- [Your instructions]
Reproduce every line of the records below word for word, but leave out the picture placeholders.

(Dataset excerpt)
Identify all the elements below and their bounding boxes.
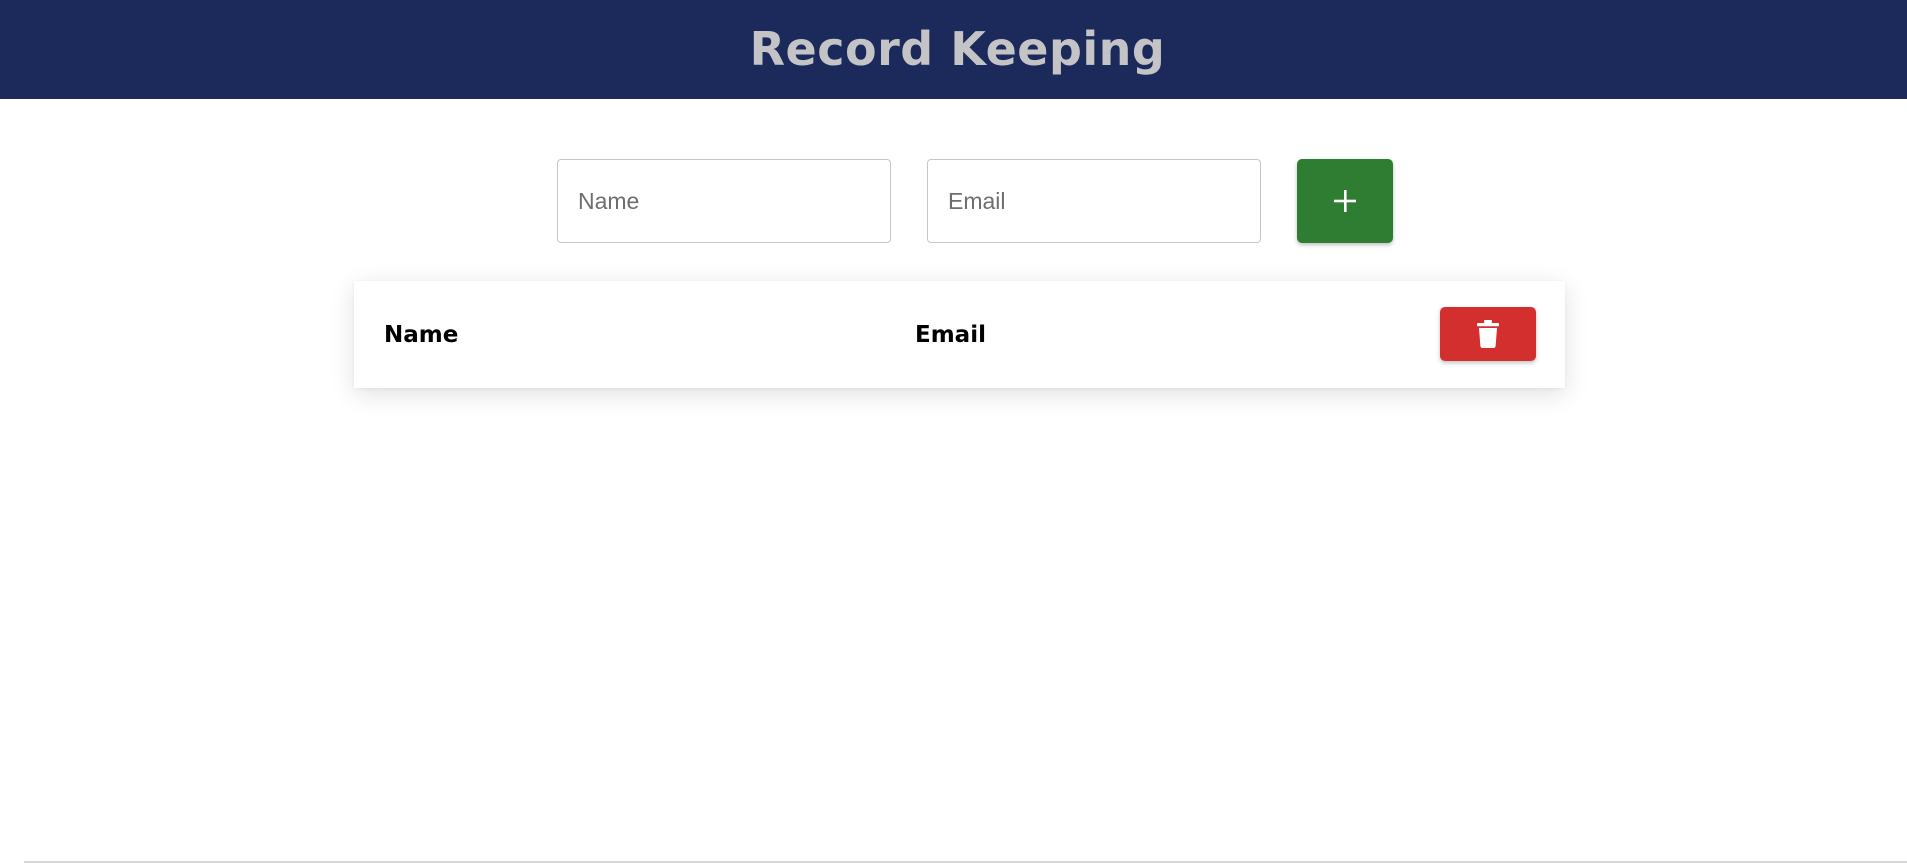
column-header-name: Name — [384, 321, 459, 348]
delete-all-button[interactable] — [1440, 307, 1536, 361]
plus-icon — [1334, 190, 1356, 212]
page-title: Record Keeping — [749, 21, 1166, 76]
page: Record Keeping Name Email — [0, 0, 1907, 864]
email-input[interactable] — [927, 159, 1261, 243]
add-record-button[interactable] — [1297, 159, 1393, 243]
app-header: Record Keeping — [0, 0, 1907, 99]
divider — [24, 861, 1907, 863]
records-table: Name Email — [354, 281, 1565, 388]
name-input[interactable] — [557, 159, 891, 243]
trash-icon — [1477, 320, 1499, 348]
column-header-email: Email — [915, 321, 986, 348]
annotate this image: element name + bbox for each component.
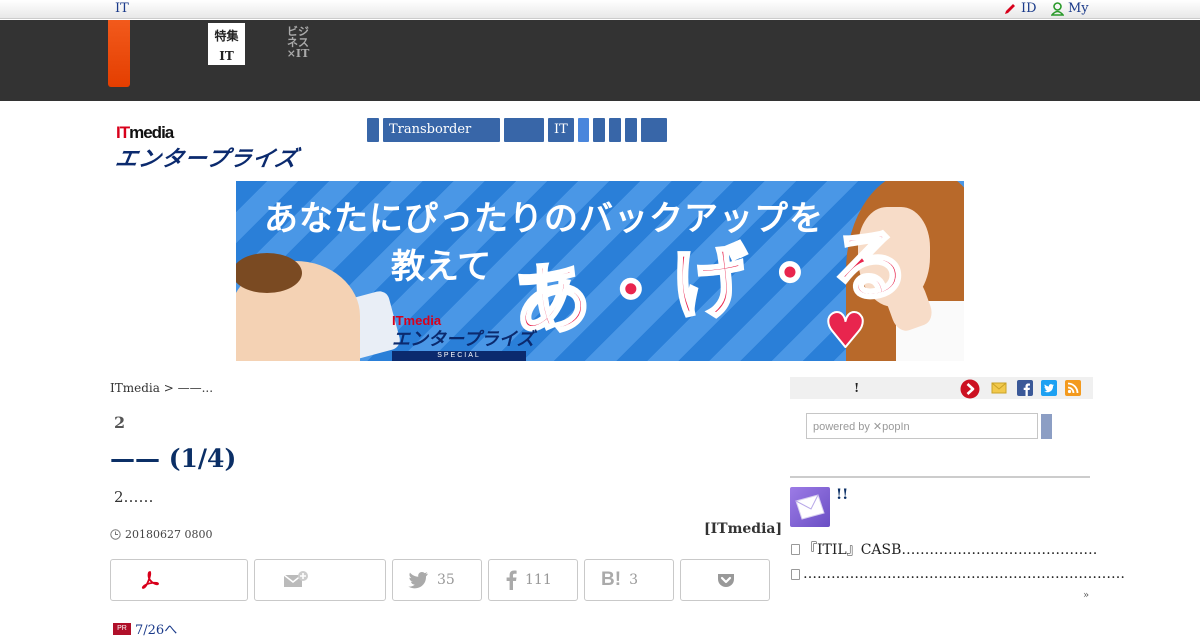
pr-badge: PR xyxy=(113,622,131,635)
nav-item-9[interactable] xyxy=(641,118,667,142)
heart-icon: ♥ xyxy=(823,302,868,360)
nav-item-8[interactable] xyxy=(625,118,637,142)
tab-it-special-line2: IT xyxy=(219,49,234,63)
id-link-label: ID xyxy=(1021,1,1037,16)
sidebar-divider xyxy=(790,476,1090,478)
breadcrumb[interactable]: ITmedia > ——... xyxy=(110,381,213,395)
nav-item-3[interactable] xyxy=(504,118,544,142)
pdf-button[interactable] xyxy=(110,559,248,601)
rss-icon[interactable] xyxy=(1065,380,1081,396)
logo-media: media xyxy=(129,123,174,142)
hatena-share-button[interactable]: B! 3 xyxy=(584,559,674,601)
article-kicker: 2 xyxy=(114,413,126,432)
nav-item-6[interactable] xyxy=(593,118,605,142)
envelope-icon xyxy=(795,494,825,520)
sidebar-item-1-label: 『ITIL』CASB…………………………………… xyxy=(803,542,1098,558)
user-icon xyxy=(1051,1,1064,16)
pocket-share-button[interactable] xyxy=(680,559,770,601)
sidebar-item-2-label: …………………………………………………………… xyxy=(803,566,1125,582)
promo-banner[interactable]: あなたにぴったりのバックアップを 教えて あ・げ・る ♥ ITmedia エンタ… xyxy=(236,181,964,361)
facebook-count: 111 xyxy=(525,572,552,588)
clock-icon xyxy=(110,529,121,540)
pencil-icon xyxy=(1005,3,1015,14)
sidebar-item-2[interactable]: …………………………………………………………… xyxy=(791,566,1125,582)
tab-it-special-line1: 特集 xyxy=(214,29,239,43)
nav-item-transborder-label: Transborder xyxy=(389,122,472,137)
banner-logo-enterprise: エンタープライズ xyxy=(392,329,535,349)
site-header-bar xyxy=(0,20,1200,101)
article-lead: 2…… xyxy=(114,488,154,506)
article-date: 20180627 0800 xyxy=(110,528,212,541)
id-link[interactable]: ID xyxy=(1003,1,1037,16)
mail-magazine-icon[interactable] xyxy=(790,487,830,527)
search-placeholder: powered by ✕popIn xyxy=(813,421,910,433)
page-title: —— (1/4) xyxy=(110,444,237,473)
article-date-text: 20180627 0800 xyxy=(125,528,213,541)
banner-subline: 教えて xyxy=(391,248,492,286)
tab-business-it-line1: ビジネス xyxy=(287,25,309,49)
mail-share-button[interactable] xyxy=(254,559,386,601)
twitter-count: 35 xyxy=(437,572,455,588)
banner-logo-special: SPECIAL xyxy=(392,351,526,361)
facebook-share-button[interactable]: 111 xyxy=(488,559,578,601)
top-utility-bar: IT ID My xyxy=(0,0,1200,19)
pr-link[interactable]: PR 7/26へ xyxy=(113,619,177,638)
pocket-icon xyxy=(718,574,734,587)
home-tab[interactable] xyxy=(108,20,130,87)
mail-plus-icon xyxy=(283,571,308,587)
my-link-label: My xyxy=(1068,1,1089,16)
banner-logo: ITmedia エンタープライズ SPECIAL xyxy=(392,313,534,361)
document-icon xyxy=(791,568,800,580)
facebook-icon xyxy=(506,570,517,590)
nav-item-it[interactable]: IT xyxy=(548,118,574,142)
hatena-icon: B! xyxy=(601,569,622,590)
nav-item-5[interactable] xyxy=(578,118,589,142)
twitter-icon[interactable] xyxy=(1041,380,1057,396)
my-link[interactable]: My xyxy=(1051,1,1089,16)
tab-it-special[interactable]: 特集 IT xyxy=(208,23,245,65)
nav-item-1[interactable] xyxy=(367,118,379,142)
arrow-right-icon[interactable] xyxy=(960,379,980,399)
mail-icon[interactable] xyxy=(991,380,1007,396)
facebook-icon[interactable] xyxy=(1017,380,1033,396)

- [Final answer]
Identify all the elements below and their bounding boxes.
column-header-name: Name — [384, 321, 459, 348]
delete-all-button[interactable] — [1440, 307, 1536, 361]
plus-icon — [1334, 190, 1356, 212]
page-title: Record Keeping — [749, 21, 1166, 76]
page: Record Keeping Name Email — [0, 0, 1907, 864]
email-input[interactable] — [927, 159, 1261, 243]
add-record-button[interactable] — [1297, 159, 1393, 243]
app-header: Record Keeping — [0, 0, 1907, 99]
divider — [24, 861, 1907, 863]
records-table: Name Email — [354, 281, 1565, 388]
name-input[interactable] — [557, 159, 891, 243]
trash-icon — [1477, 320, 1499, 348]
column-header-email: Email — [915, 321, 986, 348]
annotate this image: element name + bbox for each component.
pr-badge: PR xyxy=(113,622,131,635)
nav-item-9[interactable] xyxy=(641,118,667,142)
heart-icon: ♥ xyxy=(823,302,868,360)
nav-item-8[interactable] xyxy=(625,118,637,142)
tab-it-special-line2: IT xyxy=(219,49,234,63)
id-link-label: ID xyxy=(1021,1,1037,16)
sidebar-divider xyxy=(790,476,1090,478)
breadcrumb[interactable]: ITmedia > ——... xyxy=(110,381,213,395)
nav-item-3[interactable] xyxy=(504,118,544,142)
pdf-button[interactable] xyxy=(110,559,248,601)
rss-icon[interactable] xyxy=(1065,380,1081,396)
logo-media: media xyxy=(129,123,174,142)
hatena-share-button[interactable]: B! 3 xyxy=(584,559,674,601)
article-kicker: 2 xyxy=(114,413,126,432)
nav-item-6[interactable] xyxy=(593,118,605,142)
envelope-icon xyxy=(795,494,825,520)
sidebar-item-1-label: 『ITIL』CASB…………………………………… xyxy=(803,542,1098,558)
user-icon xyxy=(1051,1,1064,16)
pocket-share-button[interactable] xyxy=(680,559,770,601)
sidebar-item-2-label: …………………………………………………………… xyxy=(803,566,1125,582)
promo-banner[interactable]: あなたにぴったりのバックアップを 教えて あ・げ・る ♥ ITmedia エンタ… xyxy=(236,181,964,361)
facebook-count: 111 xyxy=(525,572,552,588)
clock-icon xyxy=(110,529,121,540)
pencil-icon xyxy=(1005,3,1015,14)
sidebar-item-2[interactable]: …………………………………………………………… xyxy=(791,566,1125,582)
tab-it-special-line1: 特集 xyxy=(214,29,239,43)
nav-item-transborder-label: Transborder xyxy=(389,122,472,137)
banner-logo-enterprise: エンタープライズ xyxy=(392,329,535,349)
site-header-bar xyxy=(0,20,1200,101)
article-lead: 2…… xyxy=(114,488,154,506)
article-date: 20180627 0800 xyxy=(110,528,212,541)
id-link[interactable]: ID xyxy=(1003,1,1037,16)
mail-magazine-icon[interactable] xyxy=(790,487,830,527)
search-placeholder: powered by ✕popIn xyxy=(813,421,910,433)
page-title: —— (1/4) xyxy=(110,444,237,473)
article-date-text: 20180627 0800 xyxy=(125,528,213,541)
banner-subline: 教えて xyxy=(391,248,492,286)
tab-business-it-line1: ビジネス xyxy=(287,25,309,49)
mail-share-button[interactable] xyxy=(254,559,386,601)
twitter-count: 35 xyxy=(437,572,455,588)
banner-logo-special: SPECIAL xyxy=(392,351,526,361)
facebook-share-button[interactable]: 111 xyxy=(488,559,578,601)
top-utility-bar: IT ID My xyxy=(0,0,1200,19)
pr-link[interactable]: PR 7/26へ xyxy=(113,619,177,638)
pocket-icon xyxy=(718,574,734,587)
home-tab[interactable] xyxy=(108,20,130,87)
mail-plus-icon xyxy=(283,571,308,587)
my-link-label: My xyxy=(1068,1,1089,16)
banner-logo: ITmedia エンタープライズ SPECIAL xyxy=(392,313,534,361)
document-icon xyxy=(791,568,800,580)
facebook-icon xyxy=(506,570,517,590)
nav-item-it[interactable]: IT xyxy=(548,118,574,142)
hatena-icon: B! xyxy=(601,569,622,590)
nav-item-5[interactable] xyxy=(578,118,589,142)
twitter-icon[interactable] xyxy=(1041,380,1057,396)
my-link[interactable]: My xyxy=(1051,1,1089,16)
tab-it-special[interactable]: 特集 IT xyxy=(208,23,245,65)
nav-item-1[interactable] xyxy=(367,118,379,142)
arrow-right-icon[interactable] xyxy=(960,379,980,399)
mail-icon[interactable] xyxy=(991,380,1007,396)
facebook-icon[interactable] xyxy=(1017,380,1033,396)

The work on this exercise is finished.